-- DIRECTIONS --
Among the following entries, count the lines that contain "days" and report only the result.

══ ENTRIES SHOWN

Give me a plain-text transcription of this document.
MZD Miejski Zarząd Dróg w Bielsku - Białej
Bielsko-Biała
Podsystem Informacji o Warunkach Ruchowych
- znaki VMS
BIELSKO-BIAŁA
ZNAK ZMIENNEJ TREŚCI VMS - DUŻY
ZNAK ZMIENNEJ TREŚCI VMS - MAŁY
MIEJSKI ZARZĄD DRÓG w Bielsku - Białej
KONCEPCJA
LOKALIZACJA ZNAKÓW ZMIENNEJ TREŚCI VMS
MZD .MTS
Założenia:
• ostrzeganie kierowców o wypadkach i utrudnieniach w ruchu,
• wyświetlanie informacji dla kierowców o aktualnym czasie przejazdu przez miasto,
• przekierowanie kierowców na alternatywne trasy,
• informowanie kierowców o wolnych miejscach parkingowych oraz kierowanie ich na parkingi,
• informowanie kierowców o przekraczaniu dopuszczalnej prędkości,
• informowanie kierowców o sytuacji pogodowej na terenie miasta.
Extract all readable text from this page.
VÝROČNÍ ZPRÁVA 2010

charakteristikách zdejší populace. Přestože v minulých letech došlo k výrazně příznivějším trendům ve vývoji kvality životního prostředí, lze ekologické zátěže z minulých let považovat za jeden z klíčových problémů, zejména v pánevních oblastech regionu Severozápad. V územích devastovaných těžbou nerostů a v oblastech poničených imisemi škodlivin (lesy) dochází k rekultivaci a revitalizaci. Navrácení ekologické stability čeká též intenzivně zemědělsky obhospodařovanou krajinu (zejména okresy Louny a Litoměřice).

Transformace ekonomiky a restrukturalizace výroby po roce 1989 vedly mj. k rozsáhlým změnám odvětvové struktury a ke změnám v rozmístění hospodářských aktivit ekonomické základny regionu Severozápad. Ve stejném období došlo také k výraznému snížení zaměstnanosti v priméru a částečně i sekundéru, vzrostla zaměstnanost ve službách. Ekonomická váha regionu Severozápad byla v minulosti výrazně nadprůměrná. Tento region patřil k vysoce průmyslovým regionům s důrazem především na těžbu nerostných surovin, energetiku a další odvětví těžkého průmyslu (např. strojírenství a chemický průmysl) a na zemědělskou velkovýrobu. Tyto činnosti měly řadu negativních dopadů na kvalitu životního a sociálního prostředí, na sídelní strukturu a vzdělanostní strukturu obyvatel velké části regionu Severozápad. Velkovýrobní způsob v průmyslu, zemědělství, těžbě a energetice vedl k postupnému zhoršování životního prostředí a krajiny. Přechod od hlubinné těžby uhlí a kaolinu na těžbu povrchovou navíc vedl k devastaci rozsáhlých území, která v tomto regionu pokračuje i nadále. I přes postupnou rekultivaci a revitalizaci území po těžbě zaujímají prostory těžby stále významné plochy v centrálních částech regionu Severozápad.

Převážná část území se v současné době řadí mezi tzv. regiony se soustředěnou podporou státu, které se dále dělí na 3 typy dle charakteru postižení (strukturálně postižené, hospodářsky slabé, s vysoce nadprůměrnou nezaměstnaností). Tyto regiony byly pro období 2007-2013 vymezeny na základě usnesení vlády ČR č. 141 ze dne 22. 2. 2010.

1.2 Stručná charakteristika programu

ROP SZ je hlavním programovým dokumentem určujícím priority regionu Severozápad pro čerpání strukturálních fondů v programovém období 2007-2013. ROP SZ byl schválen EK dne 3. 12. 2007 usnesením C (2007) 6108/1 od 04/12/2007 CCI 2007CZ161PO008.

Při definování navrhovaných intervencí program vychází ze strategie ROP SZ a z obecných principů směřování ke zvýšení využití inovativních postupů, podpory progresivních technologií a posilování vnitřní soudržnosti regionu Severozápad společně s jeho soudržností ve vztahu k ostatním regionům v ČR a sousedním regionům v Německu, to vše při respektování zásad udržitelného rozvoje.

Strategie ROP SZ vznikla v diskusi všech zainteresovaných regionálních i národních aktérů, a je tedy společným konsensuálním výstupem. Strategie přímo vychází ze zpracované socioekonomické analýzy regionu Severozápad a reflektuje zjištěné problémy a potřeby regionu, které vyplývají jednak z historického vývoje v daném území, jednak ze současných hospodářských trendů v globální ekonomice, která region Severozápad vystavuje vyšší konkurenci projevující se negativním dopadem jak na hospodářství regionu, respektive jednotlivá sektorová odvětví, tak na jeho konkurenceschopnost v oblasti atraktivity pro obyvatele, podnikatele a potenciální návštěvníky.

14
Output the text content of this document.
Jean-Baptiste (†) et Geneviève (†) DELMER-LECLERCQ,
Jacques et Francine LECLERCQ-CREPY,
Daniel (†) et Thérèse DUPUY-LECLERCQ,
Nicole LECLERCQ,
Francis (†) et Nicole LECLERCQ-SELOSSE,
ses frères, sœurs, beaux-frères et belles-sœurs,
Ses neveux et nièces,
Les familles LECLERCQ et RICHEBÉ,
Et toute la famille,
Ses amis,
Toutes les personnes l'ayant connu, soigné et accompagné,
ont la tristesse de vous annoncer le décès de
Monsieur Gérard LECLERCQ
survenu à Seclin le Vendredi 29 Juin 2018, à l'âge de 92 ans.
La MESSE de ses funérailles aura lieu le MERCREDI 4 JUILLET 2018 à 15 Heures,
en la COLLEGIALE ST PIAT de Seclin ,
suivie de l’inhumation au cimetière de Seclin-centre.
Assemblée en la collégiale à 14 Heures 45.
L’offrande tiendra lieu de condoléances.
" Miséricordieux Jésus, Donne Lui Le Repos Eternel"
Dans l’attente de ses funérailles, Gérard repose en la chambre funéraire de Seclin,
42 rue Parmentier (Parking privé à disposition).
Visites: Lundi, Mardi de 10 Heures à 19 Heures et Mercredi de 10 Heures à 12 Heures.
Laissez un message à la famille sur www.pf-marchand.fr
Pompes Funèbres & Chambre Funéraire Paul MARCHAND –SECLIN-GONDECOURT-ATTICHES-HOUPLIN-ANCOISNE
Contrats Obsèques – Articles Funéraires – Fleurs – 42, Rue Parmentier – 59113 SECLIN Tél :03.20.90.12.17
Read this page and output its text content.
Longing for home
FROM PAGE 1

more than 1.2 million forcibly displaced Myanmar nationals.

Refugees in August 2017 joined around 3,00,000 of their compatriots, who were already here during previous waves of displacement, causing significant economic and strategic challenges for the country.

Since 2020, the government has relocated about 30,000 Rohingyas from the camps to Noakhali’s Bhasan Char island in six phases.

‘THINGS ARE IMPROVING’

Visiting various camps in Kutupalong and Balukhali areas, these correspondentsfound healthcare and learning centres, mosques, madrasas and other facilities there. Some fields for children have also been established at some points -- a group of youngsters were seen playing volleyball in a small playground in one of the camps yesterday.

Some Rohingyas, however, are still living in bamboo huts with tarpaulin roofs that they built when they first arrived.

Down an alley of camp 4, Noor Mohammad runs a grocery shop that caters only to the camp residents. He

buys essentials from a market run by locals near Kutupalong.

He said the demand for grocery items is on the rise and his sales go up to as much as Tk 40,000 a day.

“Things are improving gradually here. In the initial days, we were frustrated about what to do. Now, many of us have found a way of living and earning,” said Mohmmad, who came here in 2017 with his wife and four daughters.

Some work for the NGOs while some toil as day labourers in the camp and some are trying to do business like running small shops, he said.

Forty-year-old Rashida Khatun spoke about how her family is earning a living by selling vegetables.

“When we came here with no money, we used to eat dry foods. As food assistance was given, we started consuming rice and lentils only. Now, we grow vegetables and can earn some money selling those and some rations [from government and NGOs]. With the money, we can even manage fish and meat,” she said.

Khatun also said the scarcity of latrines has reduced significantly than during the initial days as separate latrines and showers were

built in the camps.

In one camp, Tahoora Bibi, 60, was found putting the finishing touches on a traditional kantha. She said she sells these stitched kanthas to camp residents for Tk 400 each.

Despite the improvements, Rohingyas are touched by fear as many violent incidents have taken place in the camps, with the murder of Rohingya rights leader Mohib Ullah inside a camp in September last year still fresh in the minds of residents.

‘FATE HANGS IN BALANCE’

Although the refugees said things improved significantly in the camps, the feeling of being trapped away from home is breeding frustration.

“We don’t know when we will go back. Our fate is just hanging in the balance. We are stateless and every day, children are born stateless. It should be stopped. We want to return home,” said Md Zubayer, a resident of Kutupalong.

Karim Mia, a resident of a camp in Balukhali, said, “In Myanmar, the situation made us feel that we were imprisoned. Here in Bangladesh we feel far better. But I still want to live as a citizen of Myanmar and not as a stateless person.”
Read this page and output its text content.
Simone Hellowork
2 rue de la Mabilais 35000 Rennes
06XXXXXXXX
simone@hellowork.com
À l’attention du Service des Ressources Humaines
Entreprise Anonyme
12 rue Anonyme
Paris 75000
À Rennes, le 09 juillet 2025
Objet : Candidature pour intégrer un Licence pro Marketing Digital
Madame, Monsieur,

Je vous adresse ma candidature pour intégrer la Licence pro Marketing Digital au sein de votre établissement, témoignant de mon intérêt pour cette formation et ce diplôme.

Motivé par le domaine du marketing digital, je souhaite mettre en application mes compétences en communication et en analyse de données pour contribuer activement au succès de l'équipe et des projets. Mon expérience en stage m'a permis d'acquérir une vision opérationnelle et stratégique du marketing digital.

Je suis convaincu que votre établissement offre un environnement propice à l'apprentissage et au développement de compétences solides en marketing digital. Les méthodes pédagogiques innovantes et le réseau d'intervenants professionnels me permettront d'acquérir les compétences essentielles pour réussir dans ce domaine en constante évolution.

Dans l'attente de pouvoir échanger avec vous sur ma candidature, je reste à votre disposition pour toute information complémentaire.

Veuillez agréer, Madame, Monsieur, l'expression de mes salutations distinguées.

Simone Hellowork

════

-- SOLUTION --
2